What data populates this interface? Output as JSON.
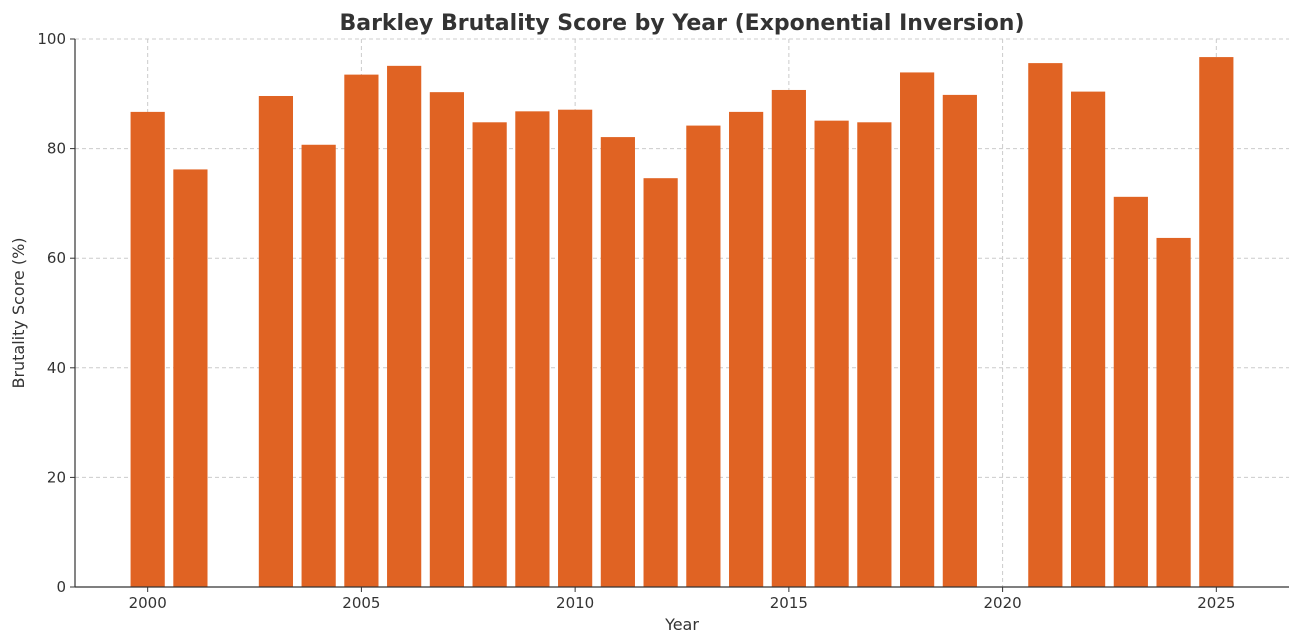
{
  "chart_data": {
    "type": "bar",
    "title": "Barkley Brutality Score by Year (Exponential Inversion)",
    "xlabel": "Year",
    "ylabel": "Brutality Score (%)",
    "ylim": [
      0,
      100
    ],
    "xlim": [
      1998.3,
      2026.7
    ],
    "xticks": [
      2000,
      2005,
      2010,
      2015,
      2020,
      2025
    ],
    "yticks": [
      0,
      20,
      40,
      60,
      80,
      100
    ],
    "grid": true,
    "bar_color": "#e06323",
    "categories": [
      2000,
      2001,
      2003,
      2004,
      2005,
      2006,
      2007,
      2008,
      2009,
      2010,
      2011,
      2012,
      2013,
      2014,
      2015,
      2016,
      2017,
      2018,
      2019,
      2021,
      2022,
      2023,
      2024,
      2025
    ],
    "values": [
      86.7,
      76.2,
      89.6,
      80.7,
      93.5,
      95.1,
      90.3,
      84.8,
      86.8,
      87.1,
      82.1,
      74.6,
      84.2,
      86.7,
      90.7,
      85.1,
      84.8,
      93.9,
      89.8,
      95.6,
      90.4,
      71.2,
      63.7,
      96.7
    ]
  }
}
· · · ·
(DIRECTIONS):
Only lines holding the string "Year" are wanted; gather each one from the entries above.

(FINAL RESULT):
    "title": "Barkley Brutality Score by Year (Exponential Inversion)",
    "xlabel": "Year",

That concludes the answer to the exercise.